▶ Exercise objective:
Transcribe all of the records word for word, but omit the pictures.

##### Records shown

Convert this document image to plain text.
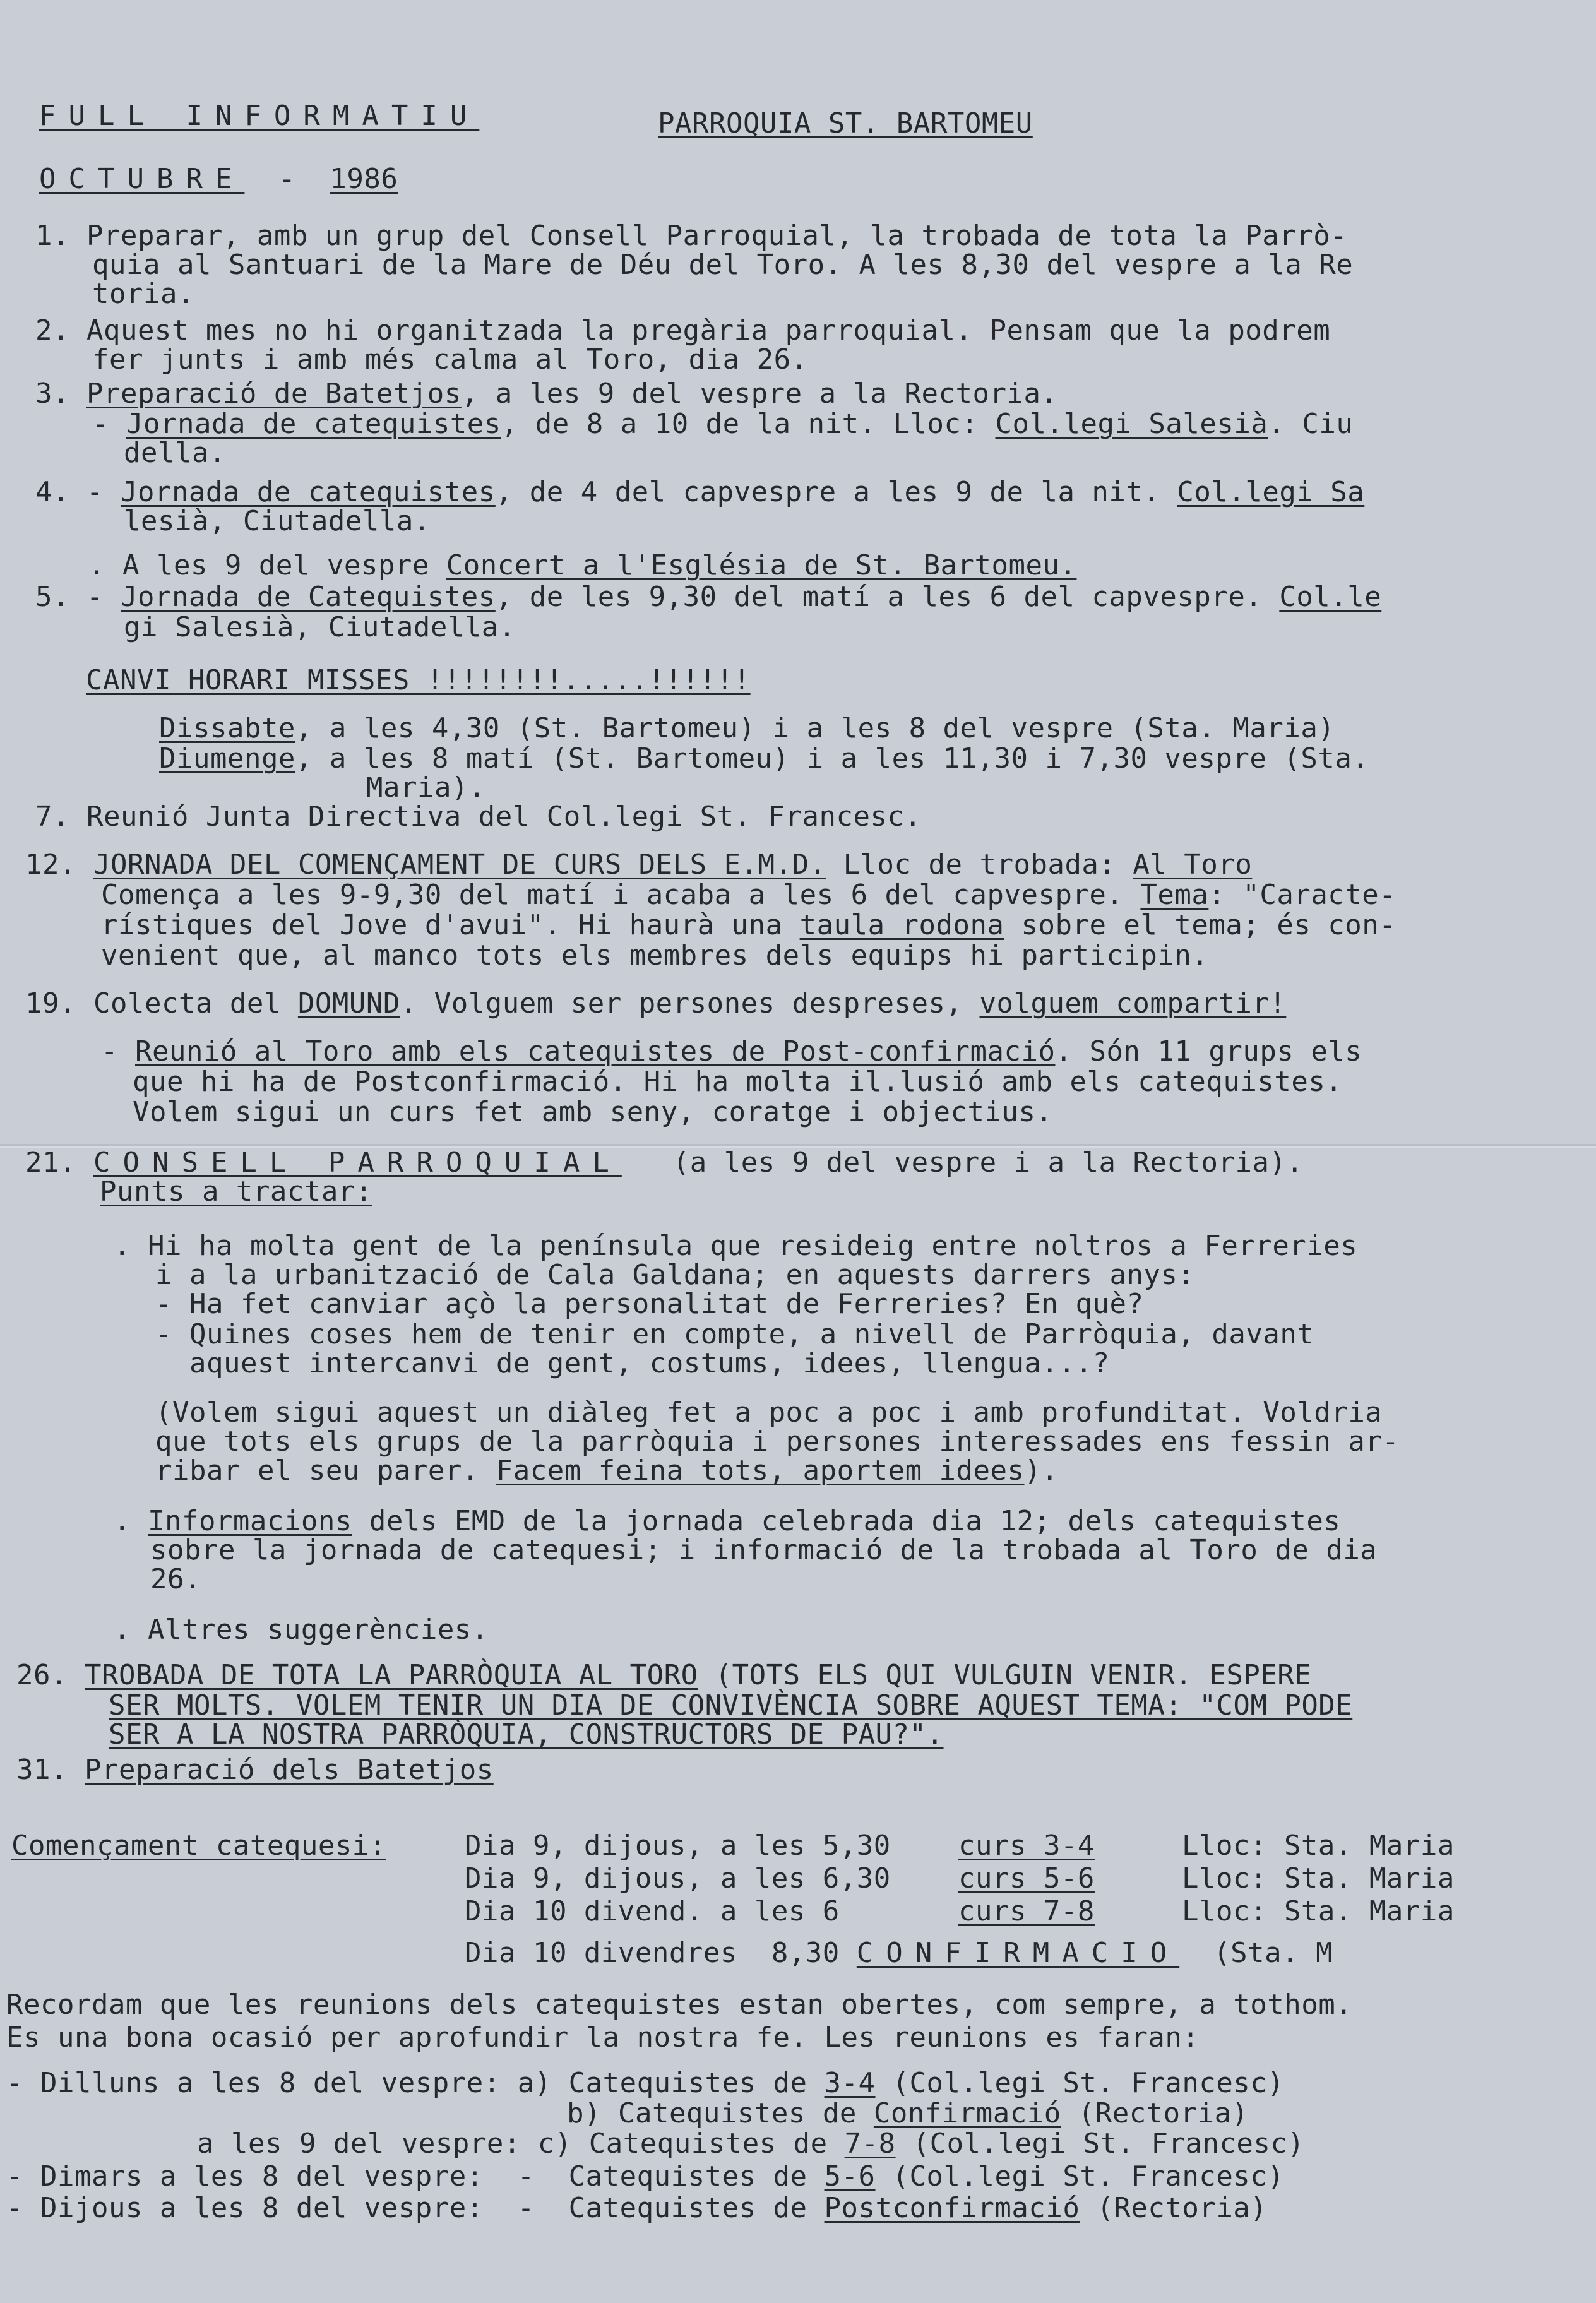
FULL INFORMATIU	PARROQUIA ST. BARTOMEU
OCTUBRE - 1986
1. Preparar, amb un grup del Consell Parroquial, la trobada de tota la Parrò-
quia al Santuari de la Mare de Déu del Toro. A les 8,30 del vespre a la Re
toria.
2. Aquest mes no hi organitzada la pregària parroquial. Pensam que la podrem
fer junts i amb més calma al Toro, dia 26.
3. Preparació de Batetjos, a les 9 del vespre a la Rectoria.
- Jornada de catequistes, de 8 a 10 de la nit. Lloc: Col.legi Salesià. Ciu
della.
4. - Jornada de catequistes, de 4 del capvespre a les 9 de la nit. Col.legi Sa
lesià, Ciutadella.
. A les 9 del vespre Concert a l'Església de St. Bartomeu.
5. - Jornada de Catequistes, de les 9,30 del matí a les 6 del capvespre. Col.le
gi Salesià, Ciutadella.
CANVI HORARI MISSES !!!!!!!!.....!!!!!!
Dissabte, a les 4,30 (St. Bartomeu) i a les 8 del vespre (Sta. Maria)
Diumenge, a les 8 matí (St. Bartomeu) i a les 11,30 i 7,30 vespre (Sta.
Maria).
7. Reunió Junta Directiva del Col.legi St. Francesc.
12. JORNADA DEL COMENÇAMENT DE CURS DELS E.M.D. Lloc de trobada: Al Toro
Comença a les 9-9,30 del matí i acaba a les 6 del capvespre. Tema: "Caracte-
rístiques del Jove d'avui". Hi haurà una taula rodona sobre el tema; és con-
venient que, al manco tots els membres dels equips hi participin.
19. Colecta del DOMUND. Volguem ser persones despreses, volguem compartir!
- Reunió al Toro amb els catequistes de Post-confirmació. Són 11 grups els
que hi ha de Postconfirmació. Hi ha molta il.lusió amb els catequistes.
Volem sigui un curs fet amb seny, coratge i objectius.
21. CONSELL PARROQUIAL (a les 9 del vespre i a la Rectoria).
Punts a tractar:
. Hi ha molta gent de la península que resideig entre noltros a Ferreries
i a la urbanització de Cala Galdana; en aquests darrers anys:
- Ha fet canviar açò la personalitat de Ferreries? En què?
- Quines coses hem de tenir en compte, a nivell de Parròquia, davant
aquest intercanvi de gent, costums, idees, llengua...?
(Volem sigui aquest un diàleg fet a poc a poc i amb profunditat. Voldria
que tots els grups de la parròquia i persones interessades ens fessin ar-
ribar el seu parer. Facem feina tots, aportem idees).
. Informacions dels EMD de la jornada celebrada dia 12; dels catequistes
sobre la jornada de catequesi; i informació de la trobada al Toro de dia
26.
. Altres suggerències.
26. TROBADA DE TOTA LA PARRÒQUIA AL TORO (TOTS ELS QUI VULGUIN VENIR. ESPERE
SER MOLTS. VOLEM TENIR UN DIA DE CONVIVÈNCIA SOBRE AQUEST TEMA: "COM PODE
SER A LA NOSTRA PARRÒQUIA, CONSTRUCTORS DE PAU?".
31. Preparació dels Batetjos
Començament catequesi:	Dia 9, dijous, a les 5,30 curs 3-4	Lloc: Sta. Maria
Dia 9, dijous, a les 6,30 curs 5-6	Lloc: Sta. Maria
Dia 10 divend. a les 6	curs 7-8	Lloc: Sta. Maria
Dia 10 divendres  8,30 CONFIRMACIO (Sta. M
Recordam que les reunions dels catequistes estan obertes, com sempre, a tothom.
Es una bona ocasió per aprofundir la nostra fe. Les reunions es faran:
- Dilluns a les 8 del vespre: a) Catequistes de 3-4 (Col.legi St. Francesc)
b) Catequistes de Confirmació (Rectoria)
a les 9 del vespre: c) Catequistes de 7-8 (Col.legi St. Francesc)
- Dimars a les 8 del vespre:  -  Catequistes de 5-6 (Col.legi St. Francesc)
- Dijous a les 8 del vespre:  -  Catequistes de Postconfirmació (Rectoria)
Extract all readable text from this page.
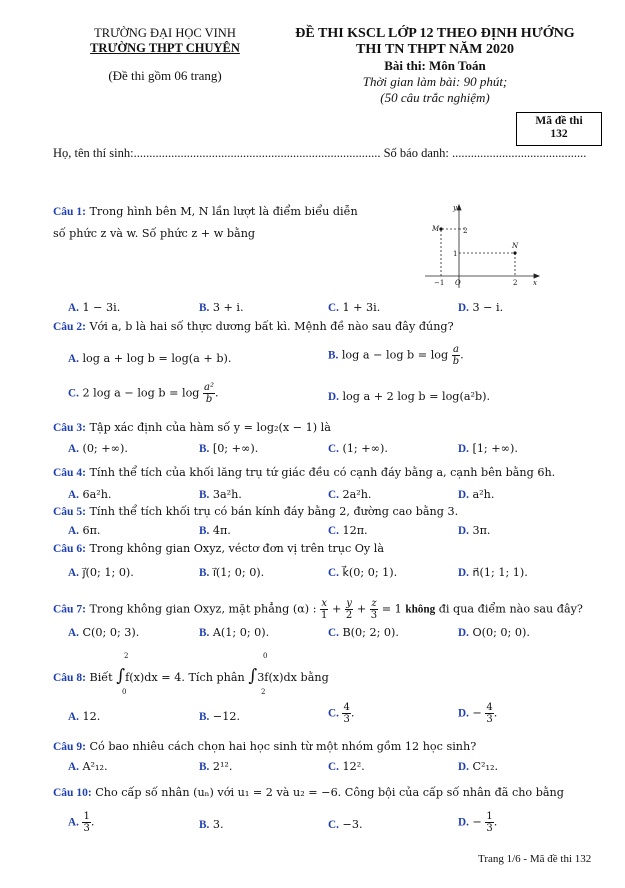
TRƯỜNG ĐẠI HỌC VINH
TRƯỜNG THPT CHUYÊN
(Đề thi gồm 06 trang)
ĐỀ THI KSCL LỚP 12 THEO ĐỊNH HƯỚNG
THI TN THPT NĂM 2020
Bài thi: Môn Toán
Thời gian làm bài: 90 phút;
(50 câu trắc nghiệm)
Mã đề thi
132
Họ, tên thí sinh:............................................................................... Số báo danh: ...........................................
y
x
O
M
N
2
1
−1	2
Câu 1: Trong hình bên M, N lần lượt là điểm biểu diễn
số phức z và w. Số phức z + w bằng
A. 1 − 3i.	B. 3 + i.	C. 1 + 3i.	D. 3 − i.
Câu 2: Với a, b là hai số thực dương bất kì. Mệnh đề nào sau đây đúng?
A. log a + log b = log(a + b).	B. $\log a - \log b = \log \frac{a}{b}$ .
C. 2 $\log a - \log b = \log \frac{\text{a²}}{b}$ .	D. log a + 2 log b = log(a²b).
Câu 3: Tập xác định của hàm số y = log₂(x − 1) là
A. (0; +∞).	B. [0; +∞).	C. (1; +∞).	D. [1; +∞).
Câu 4: Tính thể tích của khối lăng trụ tứ giác đều có cạnh đáy bằng a, cạnh bên bằng 6h.
A. 6a²h.	B. 3a²h.	C. 2a²h.	D. a²h.
Câu 5: Tính thể tích khối trụ có bán kính đáy bằng 2, đường cao bằng 3.
A. 6π.	B. 4π.	C. 12π.	D. 3π.
Câu 6: Trong không gian Oxyz, véctơ đơn vị trên trục Oy là
A. j⃗(0; 1; 0).	B. i⃗(1; 0; 0).	C. k⃗(0; 0; 1).	D. n⃗(1; 1; 1).
Câu 7: Trong không gian Oxyz, mặt phẳng (α) : $\frac{x}{1} + \frac{y}{2} + \frac{z}{3} = 1$ không đi qua điểm nào sau đây?
A. C(0; 0; 3).	B. A(1; 0; 0).	C. B(0; 2; 0).	D. O(0; 0; 0).
Câu 8: Biết ∫f(x)dx = 4. Tích phân ∫3f(x)dx bằng
2
0
0
2
A. 12.	B. −12.	C. $\frac{4}{3}$ .	D. − $\frac{4}{3}$ .
Câu 9: Có bao nhiêu cách chọn hai học sinh từ một nhóm gồm 12 học sinh?
A. A²₁₂.	B. 2¹².	C. 12².	D. C²₁₂.
Câu 10: Cho cấp số nhân (uₙ) với u₁ = 2 và u₂ = −6. Công bội của cấp số nhân đã cho bằng
A. $\frac{1}{3}$ .	B. 3.	C. −3.	D. − $\frac{1}{3}$ .
Trang 1/6 - Mã đề thi 132
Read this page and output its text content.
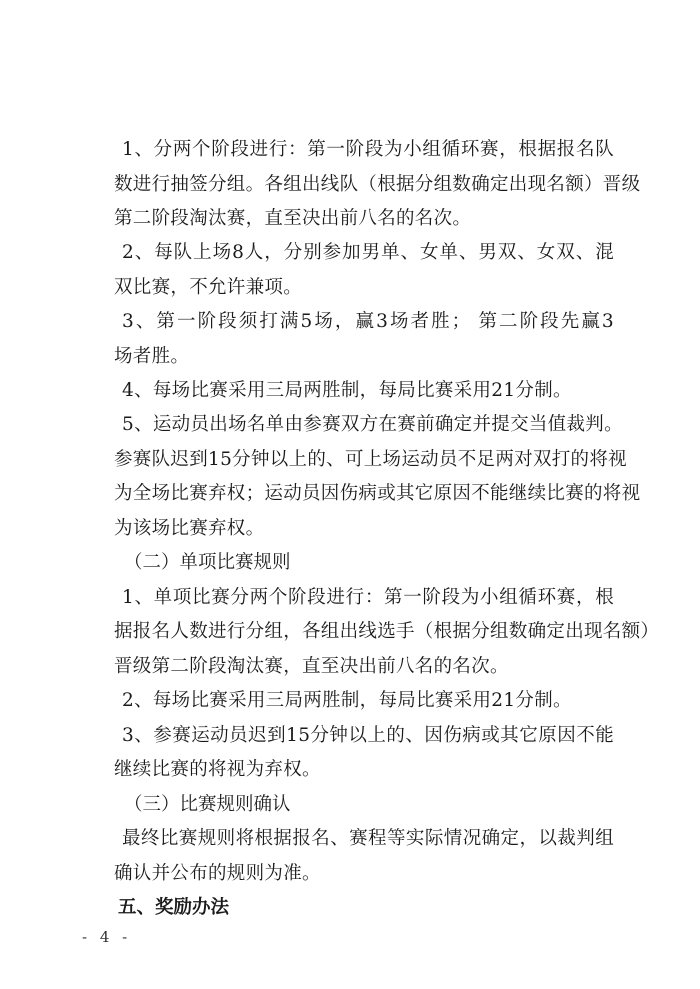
1、分两个阶段进行：第一阶段为小组循环赛，根据报名队
数进行抽签分组。各组出线队（根据分组数确定出现名额）晋级
第二阶段淘汰赛，直至决出前八名的名次。
2、每队上场8人，分别参加男单、女单、男双、女双、混
双比赛，不允许兼项。
3、第一阶段须打满5场，赢3场者胜； 第二阶段先赢3
场者胜。
4、每场比赛采用三局两胜制，每局比赛采用21分制。
5、运动员出场名单由参赛双方在赛前确定并提交当值裁判。
参赛队迟到15分钟以上的、可上场运动员不足两对双打的将视
为全场比赛弃权；运动员因伤病或其它原因不能继续比赛的将视
为该场比赛弃权。
（二）单项比赛规则
1、单项比赛分两个阶段进行：第一阶段为小组循环赛，根
据报名人数进行分组，各组出线选手（根据分组数确定出现名额）
晋级第二阶段淘汰赛，直至决出前八名的名次。
2、每场比赛采用三局两胜制，每局比赛采用21分制。
3、参赛运动员迟到15分钟以上的、因伤病或其它原因不能
继续比赛的将视为弃权。
（三）比赛规则确认
最终比赛规则将根据报名、赛程等实际情况确定，以裁判组
确认并公布的规则为准。
五、奖励办法
- 4 -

##########

▶ Reply:
Convert this document image to plain text.
FULL INFORMATIU	PARROQUIA ST. BARTOMEU
OCTUBRE - 1986
1. Preparar, amb un grup del Consell Parroquial, la trobada de tota la Parrò-
quia al Santuari de la Mare de Déu del Toro. A les 8,30 del vespre a la Re
toria.
2. Aquest mes no hi organitzada la pregària parroquial. Pensam que la podrem
fer junts i amb més calma al Toro, dia 26.
3. Preparació de Batetjos, a les 9 del vespre a la Rectoria.
- Jornada de catequistes, de 8 a 10 de la nit. Lloc: Col.legi Salesià. Ciu
della.
4. - Jornada de catequistes, de 4 del capvespre a les 9 de la nit. Col.legi Sa
lesià, Ciutadella.
. A les 9 del vespre Concert a l'Església de St. Bartomeu.
5. - Jornada de Catequistes, de les 9,30 del matí a les 6 del capvespre. Col.le
gi Salesià, Ciutadella.
CANVI HORARI MISSES !!!!!!!!.....!!!!!!
Dissabte, a les 4,30 (St. Bartomeu) i a les 8 del vespre (Sta. Maria)
Diumenge, a les 8 matí (St. Bartomeu) i a les 11,30 i 7,30 vespre (Sta.
Maria).
7. Reunió Junta Directiva del Col.legi St. Francesc.
12. JORNADA DEL COMENÇAMENT DE CURS DELS E.M.D. Lloc de trobada: Al Toro
Comença a les 9-9,30 del matí i acaba a les 6 del capvespre. Tema: "Caracte-
rístiques del Jove d'avui". Hi haurà una taula rodona sobre el tema; és con-
venient que, al manco tots els membres dels equips hi participin.
19. Colecta del DOMUND. Volguem ser persones despreses, volguem compartir!
- Reunió al Toro amb els catequistes de Post-confirmació. Són 11 grups els
que hi ha de Postconfirmació. Hi ha molta il.lusió amb els catequistes.
Volem sigui un curs fet amb seny, coratge i objectius.
21. CONSELL PARROQUIAL (a les 9 del vespre i a la Rectoria).
Punts a tractar:
. Hi ha molta gent de la península que resideig entre noltros a Ferreries
i a la urbanització de Cala Galdana; en aquests darrers anys:
- Ha fet canviar açò la personalitat de Ferreries? En què?
- Quines coses hem de tenir en compte, a nivell de Parròquia, davant
aquest intercanvi de gent, costums, idees, llengua...?
(Volem sigui aquest un diàleg fet a poc a poc i amb profunditat. Voldria
que tots els grups de la parròquia i persones interessades ens fessin ar-
ribar el seu parer. Facem feina tots, aportem idees).
. Informacions dels EMD de la jornada celebrada dia 12; dels catequistes
sobre la jornada de catequesi; i informació de la trobada al Toro de dia
26.
. Altres suggerències.
26. TROBADA DE TOTA LA PARRÒQUIA AL TORO (TOTS ELS QUI VULGUIN VENIR. ESPERE
SER MOLTS. VOLEM TENIR UN DIA DE CONVIVÈNCIA SOBRE AQUEST TEMA: "COM PODE
SER A LA NOSTRA PARRÒQUIA, CONSTRUCTORS DE PAU?".
31. Preparació dels Batetjos
Començament catequesi:	Dia 9, dijous, a les 5,30 curs 3-4	Lloc: Sta. Maria
Dia 9, dijous, a les 6,30 curs 5-6	Lloc: Sta. Maria
Dia 10 divend. a les 6	curs 7-8	Lloc: Sta. Maria
Dia 10 divendres  8,30 CONFIRMACIO (Sta. M
Recordam que les reunions dels catequistes estan obertes, com sempre, a tothom.
Es una bona ocasió per aprofundir la nostra fe. Les reunions es faran:
- Dilluns a les 8 del vespre: a) Catequistes de 3-4 (Col.legi St. Francesc)
b) Catequistes de Confirmació (Rectoria)
a les 9 del vespre: c) Catequistes de 7-8 (Col.legi St. Francesc)
- Dimars a les 8 del vespre:  -  Catequistes de 5-6 (Col.legi St. Francesc)
- Dijous a les 8 del vespre:  -  Catequistes de Postconfirmació (Rectoria)
Extract all readable text from this page.
TRƯỜNG ĐẠI HỌC VINH
TRƯỜNG THPT CHUYÊN
(Đề thi gồm 06 trang)
ĐỀ THI KSCL LỚP 12 THEO ĐỊNH HƯỚNG
THI TN THPT NĂM 2020
Bài thi: Môn Toán
Thời gian làm bài: 90 phút;
(50 câu trắc nghiệm)
Mã đề thi
132
Họ, tên thí sinh:............................................................................... Số báo danh: ...........................................
y
x
O
M
N
2
1
−1	2
Câu 1: Trong hình bên M, N lần lượt là điểm biểu diễn
số phức z và w. Số phức z + w bằng
A. 1 − 3i.	B. 3 + i.	C. 1 + 3i.	D. 3 − i.
Câu 2: Với a, b là hai số thực dương bất kì. Mệnh đề nào sau đây đúng?
A. log a + log b = log(a + b).	B. $\log a - \log b = \log \frac{a}{b}$ .
C. 2 $\log a - \log b = \log \frac{\text{a²}}{b}$ .	D. log a + 2 log b = log(a²b).
Câu 3: Tập xác định của hàm số y = log₂(x − 1) là
A. (0; +∞).	B. [0; +∞).	C. (1; +∞).	D. [1; +∞).
Câu 4: Tính thể tích của khối lăng trụ tứ giác đều có cạnh đáy bằng a, cạnh bên bằng 6h.
A. 6a²h.	B. 3a²h.	C. 2a²h.	D. a²h.
Câu 5: Tính thể tích khối trụ có bán kính đáy bằng 2, đường cao bằng 3.
A. 6π.	B. 4π.	C. 12π.	D. 3π.
Câu 6: Trong không gian Oxyz, véctơ đơn vị trên trục Oy là
A. j⃗(0; 1; 0).	B. i⃗(1; 0; 0).	C. k⃗(0; 0; 1).	D. n⃗(1; 1; 1).
Câu 7: Trong không gian Oxyz, mặt phẳng (α) : $\frac{x}{1} + \frac{y}{2} + \frac{z}{3} = 1$ không đi qua điểm nào sau đây?
A. C(0; 0; 3).	B. A(1; 0; 0).	C. B(0; 2; 0).	D. O(0; 0; 0).
Câu 8: Biết ∫f(x)dx = 4. Tích phân ∫3f(x)dx bằng
2
0
0
2
A. 12.	B. −12.	C. $\frac{4}{3}$ .	D. − $\frac{4}{3}$ .
Câu 9: Có bao nhiêu cách chọn hai học sinh từ một nhóm gồm 12 học sinh?
A. A²₁₂.	B. 2¹².	C. 12².	D. C²₁₂.
Câu 10: Cho cấp số nhân (uₙ) với u₁ = 2 và u₂ = −6. Công bội của cấp số nhân đã cho bằng
A. $\frac{1}{3}$ .	B. 3.	C. −3.	D. − $\frac{1}{3}$ .
Trang 1/6 - Mã đề thi 132
Read this page and output its text content.
1、分两个阶段进行：第一阶段为小组循环赛，根据报名队
数进行抽签分组。各组出线队（根据分组数确定出现名额）晋级
第二阶段淘汰赛，直至决出前八名的名次。
2、每队上场8人，分别参加男单、女单、男双、女双、混
双比赛，不允许兼项。
3、第一阶段须打满5场，赢3场者胜； 第二阶段先赢3
场者胜。
4、每场比赛采用三局两胜制，每局比赛采用21分制。
5、运动员出场名单由参赛双方在赛前确定并提交当值裁判。
参赛队迟到15分钟以上的、可上场运动员不足两对双打的将视
为全场比赛弃权；运动员因伤病或其它原因不能继续比赛的将视
为该场比赛弃权。
（二）单项比赛规则
1、单项比赛分两个阶段进行：第一阶段为小组循环赛，根
据报名人数进行分组，各组出线选手（根据分组数确定出现名额）
晋级第二阶段淘汰赛，直至决出前八名的名次。
2、每场比赛采用三局两胜制，每局比赛采用21分制。
3、参赛运动员迟到15分钟以上的、因伤病或其它原因不能
继续比赛的将视为弃权。
（三）比赛规则确认
最终比赛规则将根据报名、赛程等实际情况确定，以裁判组
确认并公布的规则为准。
五、奖励办法
- 4 -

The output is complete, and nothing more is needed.